_What you need to do_
Wherever the word "lukelukeluke" appears in a line, extract that line.

_Input data_
◇ ◇ ◇ ◇ ◇ ◇ ◇

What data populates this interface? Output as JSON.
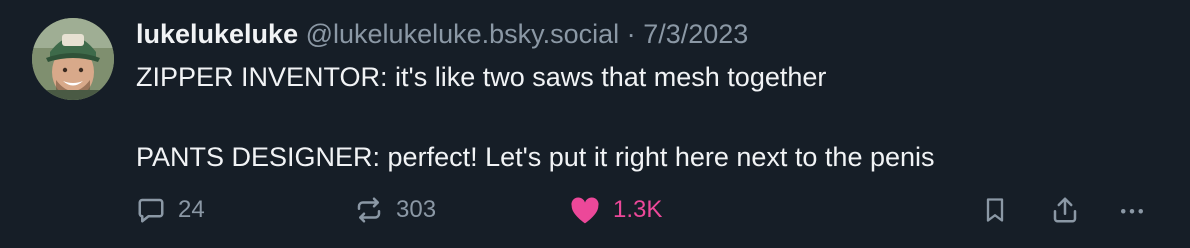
{
  "post": {
    "author": {
      "display_name": "lukelukeluke",
      "handle": "@lukelukeluke.bsky.social"
    },
    "separator": "·",
    "date": "7/3/2023",
    "text": {
      "line1": "ZIPPER INVENTOR: it's like two saws that mesh together",
      "line2": "PANTS DESIGNER: perfect! Let's put it right here next to the penis"
    },
    "counts": {
      "replies": "24",
      "reposts": "303",
      "likes": "1.3K"
    },
    "liked": true
  },
  "icons": {
    "reply": "speech-bubble-icon",
    "repost": "repost-arrows-icon",
    "like": "heart-icon",
    "bookmark": "bookmark-icon",
    "share": "share-upload-icon",
    "more": "ellipsis-icon"
  },
  "colors": {
    "background": "#161e27",
    "text": "#f1f3f5",
    "muted": "#8b98a5",
    "like_accent": "#ec4899"
  }
}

◇ ◇ ◇ ◇ ◇ ◇ ◇

_Result of this exercise_
      "display_name": "lukelukeluke",
      "handle": "@lukelukeluke.bsky.social"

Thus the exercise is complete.